++++ DATA SHOWN ++++

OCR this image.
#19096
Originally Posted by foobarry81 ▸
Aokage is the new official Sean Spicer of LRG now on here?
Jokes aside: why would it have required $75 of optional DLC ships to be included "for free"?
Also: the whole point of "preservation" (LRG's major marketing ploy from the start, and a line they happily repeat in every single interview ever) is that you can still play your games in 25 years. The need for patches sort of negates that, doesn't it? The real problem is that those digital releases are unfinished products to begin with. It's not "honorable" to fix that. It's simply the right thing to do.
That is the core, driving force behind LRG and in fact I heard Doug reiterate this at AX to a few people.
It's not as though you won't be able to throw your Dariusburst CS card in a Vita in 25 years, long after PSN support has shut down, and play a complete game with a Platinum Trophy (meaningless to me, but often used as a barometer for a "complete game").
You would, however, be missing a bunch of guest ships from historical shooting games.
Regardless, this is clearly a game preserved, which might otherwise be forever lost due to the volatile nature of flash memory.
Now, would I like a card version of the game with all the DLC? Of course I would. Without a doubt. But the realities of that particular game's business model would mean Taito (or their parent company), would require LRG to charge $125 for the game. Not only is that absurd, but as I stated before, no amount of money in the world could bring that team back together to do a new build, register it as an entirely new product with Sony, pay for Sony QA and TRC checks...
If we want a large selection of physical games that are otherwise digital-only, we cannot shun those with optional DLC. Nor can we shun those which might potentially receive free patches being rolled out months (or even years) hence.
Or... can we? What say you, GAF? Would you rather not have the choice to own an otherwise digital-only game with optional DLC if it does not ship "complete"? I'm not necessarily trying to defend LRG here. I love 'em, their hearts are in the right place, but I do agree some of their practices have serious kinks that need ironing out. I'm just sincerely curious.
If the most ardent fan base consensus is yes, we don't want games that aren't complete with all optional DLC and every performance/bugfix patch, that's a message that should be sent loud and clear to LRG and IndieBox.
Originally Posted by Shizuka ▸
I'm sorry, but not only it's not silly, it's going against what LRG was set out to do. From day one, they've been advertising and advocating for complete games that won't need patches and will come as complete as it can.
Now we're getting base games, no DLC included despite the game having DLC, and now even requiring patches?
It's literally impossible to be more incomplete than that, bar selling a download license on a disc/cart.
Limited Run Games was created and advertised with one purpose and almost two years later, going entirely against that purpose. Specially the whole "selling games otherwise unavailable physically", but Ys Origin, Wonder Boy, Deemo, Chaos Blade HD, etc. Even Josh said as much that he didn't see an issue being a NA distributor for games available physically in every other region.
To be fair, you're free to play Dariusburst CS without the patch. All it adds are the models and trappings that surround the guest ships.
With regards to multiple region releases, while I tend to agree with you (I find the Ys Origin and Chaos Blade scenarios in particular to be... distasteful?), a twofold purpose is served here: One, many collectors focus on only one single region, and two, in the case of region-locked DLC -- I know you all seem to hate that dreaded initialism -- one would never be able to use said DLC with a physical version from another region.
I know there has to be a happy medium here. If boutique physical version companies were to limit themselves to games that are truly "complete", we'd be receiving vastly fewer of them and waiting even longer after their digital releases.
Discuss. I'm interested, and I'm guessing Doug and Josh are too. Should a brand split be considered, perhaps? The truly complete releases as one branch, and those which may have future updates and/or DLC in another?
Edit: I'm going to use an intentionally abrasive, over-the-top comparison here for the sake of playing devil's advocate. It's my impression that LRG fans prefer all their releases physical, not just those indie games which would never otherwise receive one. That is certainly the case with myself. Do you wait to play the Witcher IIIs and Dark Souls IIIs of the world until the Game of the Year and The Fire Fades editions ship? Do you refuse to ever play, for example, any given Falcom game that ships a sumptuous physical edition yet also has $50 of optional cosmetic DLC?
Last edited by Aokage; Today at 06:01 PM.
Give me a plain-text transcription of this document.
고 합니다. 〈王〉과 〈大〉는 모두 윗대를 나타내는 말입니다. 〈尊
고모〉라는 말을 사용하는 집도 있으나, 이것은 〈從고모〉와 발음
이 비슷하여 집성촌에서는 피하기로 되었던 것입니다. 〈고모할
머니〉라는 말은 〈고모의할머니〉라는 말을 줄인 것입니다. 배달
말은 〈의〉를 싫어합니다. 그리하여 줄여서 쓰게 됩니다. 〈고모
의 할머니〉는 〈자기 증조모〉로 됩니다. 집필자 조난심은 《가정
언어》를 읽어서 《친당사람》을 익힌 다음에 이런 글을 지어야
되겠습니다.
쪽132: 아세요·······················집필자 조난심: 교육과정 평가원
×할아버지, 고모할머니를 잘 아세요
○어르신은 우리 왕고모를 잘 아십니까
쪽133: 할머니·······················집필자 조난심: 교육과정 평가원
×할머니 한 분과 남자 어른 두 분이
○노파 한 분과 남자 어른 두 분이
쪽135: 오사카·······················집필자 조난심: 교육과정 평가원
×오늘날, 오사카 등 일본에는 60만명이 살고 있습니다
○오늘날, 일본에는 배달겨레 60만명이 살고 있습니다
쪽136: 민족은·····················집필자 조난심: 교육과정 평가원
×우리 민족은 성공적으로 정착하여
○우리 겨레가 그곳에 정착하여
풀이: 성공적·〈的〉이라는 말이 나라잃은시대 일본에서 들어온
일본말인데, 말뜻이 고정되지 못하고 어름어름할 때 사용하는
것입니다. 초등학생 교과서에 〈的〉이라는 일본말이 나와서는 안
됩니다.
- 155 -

++++

REQUIRED TASK: Which lines of the data include "일본에는"? Copy each of them.

ANSWER IN FULL:
×오늘날, 오사카 등 일본에는 60만명이 살고 있습니다
○오늘날, 일본에는 배달겨레 60만명이 살고 있습니다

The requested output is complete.